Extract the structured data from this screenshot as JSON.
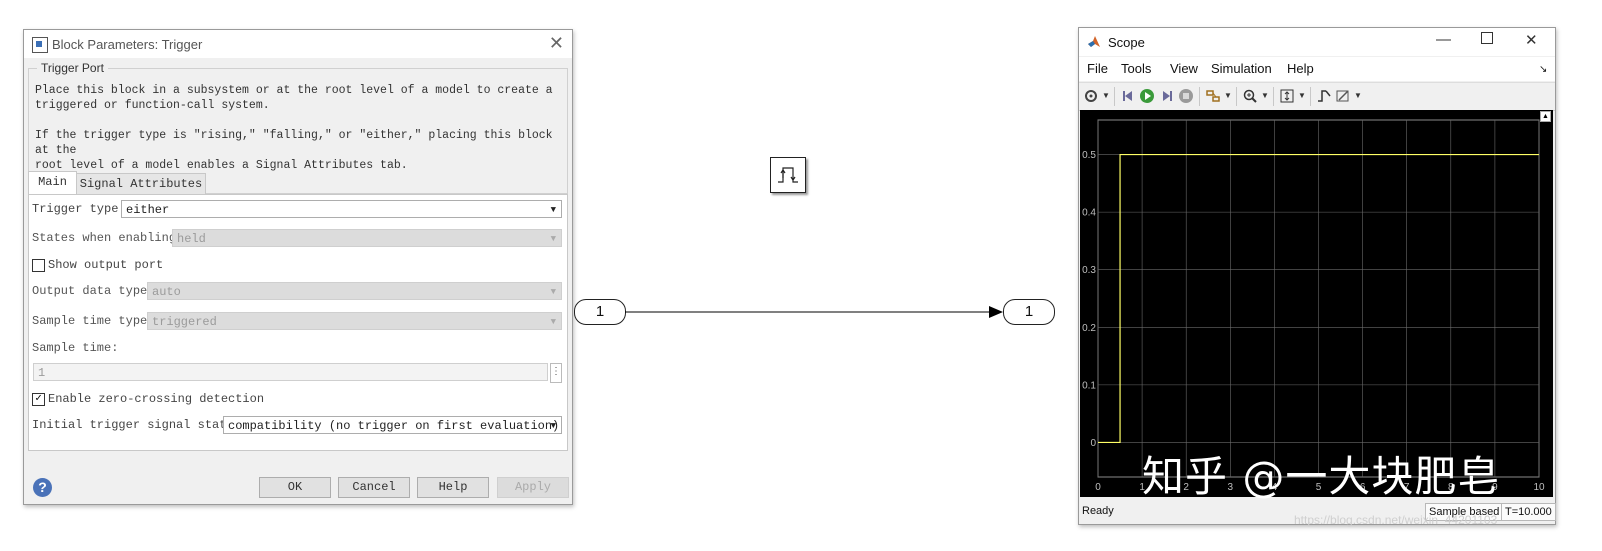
{
  "dialog": {
    "title": "Block Parameters: Trigger",
    "group_title": "Trigger Port",
    "description_1": "Place this block in a subsystem or at the root level of a model to create a\ntriggered or function-call system.",
    "description_2": "If the trigger type is \"rising,\" \"falling,\" or \"either,\" placing this block at the\nroot level of a model enables a Signal Attributes tab.",
    "tabs": [
      {
        "label": "Main",
        "active": true
      },
      {
        "label": "Signal Attributes",
        "active": false
      }
    ],
    "fields": {
      "trigger_type": {
        "label": "Trigger type:",
        "value": "either"
      },
      "states_when_enabling": {
        "label": "States when enabling:",
        "value": "held"
      },
      "show_output_port": {
        "label": "Show output port",
        "checked": false
      },
      "output_data_type": {
        "label": "Output data type:",
        "value": "auto"
      },
      "sample_time_type": {
        "label": "Sample time type:",
        "value": "triggered"
      },
      "sample_time": {
        "label": "Sample time:",
        "value": "1"
      },
      "zero_crossing": {
        "label": "Enable zero-crossing detection",
        "checked": true
      },
      "initial_trigger": {
        "label": "Initial trigger signal state:",
        "value": "compatibility (no trigger on first evaluation)"
      }
    },
    "buttons": {
      "ok": "OK",
      "cancel": "Cancel",
      "help": "Help",
      "apply": "Apply"
    },
    "help_icon": "question-circle-icon"
  },
  "canvas": {
    "inport_label": "1",
    "outport_label": "1",
    "trigger_block_icon": "trigger-edge-icon"
  },
  "scope": {
    "title": "Scope",
    "menu": [
      "File",
      "Tools",
      "View",
      "Simulation",
      "Help"
    ],
    "toolbar_icons": [
      "settings-icon",
      "step-back-icon",
      "run-icon",
      "step-forward-icon",
      "stop-icon",
      "highlight-block-icon",
      "zoom-icon",
      "scale-axes-icon",
      "triggers-icon",
      "measurements-icon"
    ],
    "status": {
      "ready": "Ready",
      "sample_based": "Sample based",
      "time": "T=10.000"
    },
    "colors": {
      "background": "#000000",
      "grid": "#6a6a6a",
      "signal": "#ffff66",
      "tick_label": "#bfbfbf"
    }
  },
  "watermarks": {
    "zhihu": "知乎 @一大块肥皂",
    "url": "https://blog.csdn.net/weixin_44201103"
  },
  "chart_data": {
    "type": "line",
    "title": "",
    "xlabel": "",
    "ylabel": "",
    "xlim": [
      0,
      10
    ],
    "ylim": [
      -0.06,
      0.56
    ],
    "xticks": [
      "0",
      "1",
      "2",
      "3",
      "4",
      "5",
      "6",
      "7",
      "8",
      "9",
      "10"
    ],
    "yticks": [
      "0",
      "0.1",
      "0.2",
      "0.3",
      "0.4",
      "0.5"
    ],
    "grid": true,
    "series": [
      {
        "x": [
          0,
          0.5,
          0.5,
          10
        ],
        "y": [
          0,
          0,
          0.5,
          0.5
        ]
      }
    ]
  }
}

## Aim of the exercise:
Transcribe the whole listing exactly. Pictures are excluded.

## Correct result:
Extract the structured data from this screenshot as JSON.
{
  "dialog": {
    "title": "Block Parameters: Trigger",
    "group_title": "Trigger Port",
    "description_1": "Place this block in a subsystem or at the root level of a model to create a\ntriggered or function-call system.",
    "description_2": "If the trigger type is \"rising,\" \"falling,\" or \"either,\" placing this block at the\nroot level of a model enables a Signal Attributes tab.",
    "tabs": [
      {
        "label": "Main",
        "active": true
      },
      {
        "label": "Signal Attributes",
        "active": false
      }
    ],
    "fields": {
      "trigger_type": {
        "label": "Trigger type:",
        "value": "either"
      },
      "states_when_enabling": {
        "label": "States when enabling:",
        "value": "held"
      },
      "show_output_port": {
        "label": "Show output port",
        "checked": false
      },
      "output_data_type": {
        "label": "Output data type:",
        "value": "auto"
      },
      "sample_time_type": {
        "label": "Sample time type:",
        "value": "triggered"
      },
      "sample_time": {
        "label": "Sample time:",
        "value": "1"
      },
      "zero_crossing": {
        "label": "Enable zero-crossing detection",
        "checked": true
      },
      "initial_trigger": {
        "label": "Initial trigger signal state:",
        "value": "compatibility (no trigger on first evaluation)"
      }
    },
    "buttons": {
      "ok": "OK",
      "cancel": "Cancel",
      "help": "Help",
      "apply": "Apply"
    },
    "help_icon": "question-circle-icon"
  },
  "canvas": {
    "inport_label": "1",
    "outport_label": "1",
    "trigger_block_icon": "trigger-edge-icon"
  },
  "scope": {
    "title": "Scope",
    "menu": [
      "File",
      "Tools",
      "View",
      "Simulation",
      "Help"
    ],
    "toolbar_icons": [
      "settings-icon",
      "step-back-icon",
      "run-icon",
      "step-forward-icon",
      "stop-icon",
      "highlight-block-icon",
      "zoom-icon",
      "scale-axes-icon",
      "triggers-icon",
      "measurements-icon"
    ],
    "status": {
      "ready": "Ready",
      "sample_based": "Sample based",
      "time": "T=10.000"
    },
    "colors": {
      "background": "#000000",
      "grid": "#6a6a6a",
      "signal": "#ffff66",
      "tick_label": "#bfbfbf"
    }
  },
  "watermarks": {
    "zhihu": "知乎 @一大块肥皂",
    "url": "https://blog.csdn.net/weixin_44201103"
  },
  "chart_data": {
    "type": "line",
    "title": "",
    "xlabel": "",
    "ylabel": "",
    "xlim": [
      0,
      10
    ],
    "ylim": [
      -0.06,
      0.56
    ],
    "xticks": [
      "0",
      "1",
      "2",
      "3",
      "4",
      "5",
      "6",
      "7",
      "8",
      "9",
      "10"
    ],
    "yticks": [
      "0",
      "0.1",
      "0.2",
      "0.3",
      "0.4",
      "0.5"
    ],
    "grid": true,
    "series": [
      {
        "x": [
          0,
          0.5,
          0.5,
          10
        ],
        "y": [
          0,
          0,
          0.5,
          0.5
        ]
      }
    ]
  }
}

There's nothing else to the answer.